- **TASK STATEMENT**
Reproduce the listing below without any change.
___
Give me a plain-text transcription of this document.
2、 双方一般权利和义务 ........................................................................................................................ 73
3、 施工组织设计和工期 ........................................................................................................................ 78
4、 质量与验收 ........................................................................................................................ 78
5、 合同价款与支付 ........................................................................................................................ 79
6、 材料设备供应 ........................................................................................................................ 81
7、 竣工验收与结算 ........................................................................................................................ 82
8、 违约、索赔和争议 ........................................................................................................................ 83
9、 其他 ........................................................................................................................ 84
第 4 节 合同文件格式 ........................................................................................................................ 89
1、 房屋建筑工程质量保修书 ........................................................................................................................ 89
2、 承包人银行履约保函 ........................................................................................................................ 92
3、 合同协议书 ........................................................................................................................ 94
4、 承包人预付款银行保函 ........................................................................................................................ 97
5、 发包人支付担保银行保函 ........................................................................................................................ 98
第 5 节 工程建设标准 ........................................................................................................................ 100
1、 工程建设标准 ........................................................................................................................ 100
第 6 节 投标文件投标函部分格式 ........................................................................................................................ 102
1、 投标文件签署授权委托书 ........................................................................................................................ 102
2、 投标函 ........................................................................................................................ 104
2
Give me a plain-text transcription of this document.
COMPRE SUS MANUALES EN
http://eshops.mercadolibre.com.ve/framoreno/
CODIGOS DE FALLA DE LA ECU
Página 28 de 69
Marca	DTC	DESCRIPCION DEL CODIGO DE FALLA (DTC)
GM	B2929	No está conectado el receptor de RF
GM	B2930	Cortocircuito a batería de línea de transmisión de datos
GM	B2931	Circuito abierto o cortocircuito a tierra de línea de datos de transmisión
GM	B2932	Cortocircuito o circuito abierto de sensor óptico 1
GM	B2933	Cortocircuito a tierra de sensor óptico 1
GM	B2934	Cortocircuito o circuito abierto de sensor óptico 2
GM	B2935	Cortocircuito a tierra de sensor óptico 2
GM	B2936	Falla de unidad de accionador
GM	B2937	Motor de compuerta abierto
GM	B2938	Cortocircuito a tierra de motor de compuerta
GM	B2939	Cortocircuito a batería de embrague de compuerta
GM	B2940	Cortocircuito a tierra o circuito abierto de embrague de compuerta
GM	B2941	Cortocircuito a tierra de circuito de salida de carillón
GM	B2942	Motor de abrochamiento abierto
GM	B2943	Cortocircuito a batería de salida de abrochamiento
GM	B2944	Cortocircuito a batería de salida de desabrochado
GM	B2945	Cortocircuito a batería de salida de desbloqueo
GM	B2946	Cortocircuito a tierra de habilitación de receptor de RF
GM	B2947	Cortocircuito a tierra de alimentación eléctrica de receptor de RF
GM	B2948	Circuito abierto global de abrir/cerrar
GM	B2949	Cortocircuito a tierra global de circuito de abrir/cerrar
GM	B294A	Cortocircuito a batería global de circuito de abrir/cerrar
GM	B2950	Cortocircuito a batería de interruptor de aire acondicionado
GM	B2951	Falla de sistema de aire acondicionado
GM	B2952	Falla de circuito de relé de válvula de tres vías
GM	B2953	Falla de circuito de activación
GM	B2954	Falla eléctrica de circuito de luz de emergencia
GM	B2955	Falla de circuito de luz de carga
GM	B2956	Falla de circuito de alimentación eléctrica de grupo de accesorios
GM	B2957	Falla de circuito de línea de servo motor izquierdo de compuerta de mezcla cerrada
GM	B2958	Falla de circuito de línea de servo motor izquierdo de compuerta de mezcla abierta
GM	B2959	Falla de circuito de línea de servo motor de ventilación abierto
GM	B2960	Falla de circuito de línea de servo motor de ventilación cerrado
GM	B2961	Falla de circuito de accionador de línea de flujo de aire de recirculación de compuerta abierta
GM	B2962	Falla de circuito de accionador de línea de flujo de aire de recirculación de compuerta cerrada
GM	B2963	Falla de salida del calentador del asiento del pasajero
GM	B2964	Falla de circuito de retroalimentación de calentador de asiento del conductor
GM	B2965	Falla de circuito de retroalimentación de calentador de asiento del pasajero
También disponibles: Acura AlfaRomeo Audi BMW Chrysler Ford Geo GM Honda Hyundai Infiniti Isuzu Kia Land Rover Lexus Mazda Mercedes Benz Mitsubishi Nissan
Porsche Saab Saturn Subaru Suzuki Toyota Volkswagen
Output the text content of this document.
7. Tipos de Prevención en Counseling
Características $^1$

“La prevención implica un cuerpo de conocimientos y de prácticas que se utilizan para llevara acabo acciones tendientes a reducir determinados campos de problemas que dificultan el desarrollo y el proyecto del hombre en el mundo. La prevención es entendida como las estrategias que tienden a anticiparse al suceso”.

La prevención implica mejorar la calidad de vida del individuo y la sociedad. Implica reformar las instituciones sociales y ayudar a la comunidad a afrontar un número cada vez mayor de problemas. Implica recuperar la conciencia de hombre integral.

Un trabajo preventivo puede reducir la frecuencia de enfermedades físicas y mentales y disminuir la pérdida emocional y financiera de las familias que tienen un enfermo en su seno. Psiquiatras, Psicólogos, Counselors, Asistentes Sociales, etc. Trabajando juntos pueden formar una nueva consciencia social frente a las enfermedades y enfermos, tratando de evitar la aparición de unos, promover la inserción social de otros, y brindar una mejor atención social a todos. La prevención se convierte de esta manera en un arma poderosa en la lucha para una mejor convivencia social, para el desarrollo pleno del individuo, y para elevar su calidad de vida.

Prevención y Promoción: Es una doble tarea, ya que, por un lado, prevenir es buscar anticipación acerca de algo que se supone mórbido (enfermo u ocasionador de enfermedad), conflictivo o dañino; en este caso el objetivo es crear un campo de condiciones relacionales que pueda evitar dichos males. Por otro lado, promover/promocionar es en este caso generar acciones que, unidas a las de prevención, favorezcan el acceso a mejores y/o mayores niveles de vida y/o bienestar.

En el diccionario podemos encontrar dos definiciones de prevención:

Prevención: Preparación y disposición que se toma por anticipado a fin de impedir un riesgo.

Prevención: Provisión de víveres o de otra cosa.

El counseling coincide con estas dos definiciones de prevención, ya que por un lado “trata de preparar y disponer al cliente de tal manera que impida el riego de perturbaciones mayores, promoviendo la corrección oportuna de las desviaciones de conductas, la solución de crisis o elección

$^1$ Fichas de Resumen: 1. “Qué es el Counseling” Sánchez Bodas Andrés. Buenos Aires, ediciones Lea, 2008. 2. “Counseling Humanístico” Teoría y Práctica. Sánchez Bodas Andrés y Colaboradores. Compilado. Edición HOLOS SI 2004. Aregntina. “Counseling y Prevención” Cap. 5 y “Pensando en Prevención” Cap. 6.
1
___
- **REPLY TO THE TASK**
Give me a plain-text transcription of this document.
2、 双方一般权利和义务 ........................................................................................................................ 73
3、 施工组织设计和工期 ........................................................................................................................ 78
4、 质量与验收 ........................................................................................................................ 78
5、 合同价款与支付 ........................................................................................................................ 79
6、 材料设备供应 ........................................................................................................................ 81
7、 竣工验收与结算 ........................................................................................................................ 82
8、 违约、索赔和争议 ........................................................................................................................ 83
9、 其他 ........................................................................................................................ 84
第 4 节 合同文件格式 ........................................................................................................................ 89
1、 房屋建筑工程质量保修书 ........................................................................................................................ 89
2、 承包人银行履约保函 ........................................................................................................................ 92
3、 合同协议书 ........................................................................................................................ 94
4、 承包人预付款银行保函 ........................................................................................................................ 97
5、 发包人支付担保银行保函 ........................................................................................................................ 98
第 5 节 工程建设标准 ........................................................................................................................ 100
1、 工程建设标准 ........................................................................................................................ 100
第 6 节 投标文件投标函部分格式 ........................................................................................................................ 102
1、 投标文件签署授权委托书 ........................................................................................................................ 102
2、 投标函 ........................................................................................................................ 104
2
Give me a plain-text transcription of this document.
COMPRE SUS MANUALES EN
http://eshops.mercadolibre.com.ve/framoreno/
CODIGOS DE FALLA DE LA ECU
Página 28 de 69
Marca	DTC	DESCRIPCION DEL CODIGO DE FALLA (DTC)
GM	B2929	No está conectado el receptor de RF
GM	B2930	Cortocircuito a batería de línea de transmisión de datos
GM	B2931	Circuito abierto o cortocircuito a tierra de línea de datos de transmisión
GM	B2932	Cortocircuito o circuito abierto de sensor óptico 1
GM	B2933	Cortocircuito a tierra de sensor óptico 1
GM	B2934	Cortocircuito o circuito abierto de sensor óptico 2
GM	B2935	Cortocircuito a tierra de sensor óptico 2
GM	B2936	Falla de unidad de accionador
GM	B2937	Motor de compuerta abierto
GM	B2938	Cortocircuito a tierra de motor de compuerta
GM	B2939	Cortocircuito a batería de embrague de compuerta
GM	B2940	Cortocircuito a tierra o circuito abierto de embrague de compuerta
GM	B2941	Cortocircuito a tierra de circuito de salida de carillón
GM	B2942	Motor de abrochamiento abierto
GM	B2943	Cortocircuito a batería de salida de abrochamiento
GM	B2944	Cortocircuito a batería de salida de desabrochado
GM	B2945	Cortocircuito a batería de salida de desbloqueo
GM	B2946	Cortocircuito a tierra de habilitación de receptor de RF
GM	B2947	Cortocircuito a tierra de alimentación eléctrica de receptor de RF
GM	B2948	Circuito abierto global de abrir/cerrar
GM	B2949	Cortocircuito a tierra global de circuito de abrir/cerrar
GM	B294A	Cortocircuito a batería global de circuito de abrir/cerrar
GM	B2950	Cortocircuito a batería de interruptor de aire acondicionado
GM	B2951	Falla de sistema de aire acondicionado
GM	B2952	Falla de circuito de relé de válvula de tres vías
GM	B2953	Falla de circuito de activación
GM	B2954	Falla eléctrica de circuito de luz de emergencia
GM	B2955	Falla de circuito de luz de carga
GM	B2956	Falla de circuito de alimentación eléctrica de grupo de accesorios
GM	B2957	Falla de circuito de línea de servo motor izquierdo de compuerta de mezcla cerrada
GM	B2958	Falla de circuito de línea de servo motor izquierdo de compuerta de mezcla abierta
GM	B2959	Falla de circuito de línea de servo motor de ventilación abierto
GM	B2960	Falla de circuito de línea de servo motor de ventilación cerrado
GM	B2961	Falla de circuito de accionador de línea de flujo de aire de recirculación de compuerta abierta
GM	B2962	Falla de circuito de accionador de línea de flujo de aire de recirculación de compuerta cerrada
GM	B2963	Falla de salida del calentador del asiento del pasajero
GM	B2964	Falla de circuito de retroalimentación de calentador de asiento del conductor
GM	B2965	Falla de circuito de retroalimentación de calentador de asiento del pasajero
También disponibles: Acura AlfaRomeo Audi BMW Chrysler Ford Geo GM Honda Hyundai Infiniti Isuzu Kia Land Rover Lexus Mazda Mercedes Benz Mitsubishi Nissan
Porsche Saab Saturn Subaru Suzuki Toyota Volkswagen
Output the text content of this document.
7. Tipos de Prevención en Counseling
Características $^1$

“La prevención implica un cuerpo de conocimientos y de prácticas que se utilizan para llevara acabo acciones tendientes a reducir determinados campos de problemas que dificultan el desarrollo y el proyecto del hombre en el mundo. La prevención es entendida como las estrategias que tienden a anticiparse al suceso”.

La prevención implica mejorar la calidad de vida del individuo y la sociedad. Implica reformar las instituciones sociales y ayudar a la comunidad a afrontar un número cada vez mayor de problemas. Implica recuperar la conciencia de hombre integral.

Un trabajo preventivo puede reducir la frecuencia de enfermedades físicas y mentales y disminuir la pérdida emocional y financiera de las familias que tienen un enfermo en su seno. Psiquiatras, Psicólogos, Counselors, Asistentes Sociales, etc. Trabajando juntos pueden formar una nueva consciencia social frente a las enfermedades y enfermos, tratando de evitar la aparición de unos, promover la inserción social de otros, y brindar una mejor atención social a todos. La prevención se convierte de esta manera en un arma poderosa en la lucha para una mejor convivencia social, para el desarrollo pleno del individuo, y para elevar su calidad de vida.

Prevención y Promoción: Es una doble tarea, ya que, por un lado, prevenir es buscar anticipación acerca de algo que se supone mórbido (enfermo u ocasionador de enfermedad), conflictivo o dañino; en este caso el objetivo es crear un campo de condiciones relacionales que pueda evitar dichos males. Por otro lado, promover/promocionar es en este caso generar acciones que, unidas a las de prevención, favorezcan el acceso a mejores y/o mayores niveles de vida y/o bienestar.

En el diccionario podemos encontrar dos definiciones de prevención:

Prevención: Preparación y disposición que se toma por anticipado a fin de impedir un riesgo.

Prevención: Provisión de víveres o de otra cosa.

El counseling coincide con estas dos definiciones de prevención, ya que por un lado “trata de preparar y disponer al cliente de tal manera que impida el riego de perturbaciones mayores, promoviendo la corrección oportuna de las desviaciones de conductas, la solución de crisis o elección

$^1$ Fichas de Resumen: 1. “Qué es el Counseling” Sánchez Bodas Andrés. Buenos Aires, ediciones Lea, 2008. 2. “Counseling Humanístico” Teoría y Práctica. Sánchez Bodas Andrés y Colaboradores. Compilado. Edición HOLOS SI 2004. Aregntina. “Counseling y Prevención” Cap. 5 y “Pensando en Prevención” Cap. 6.
1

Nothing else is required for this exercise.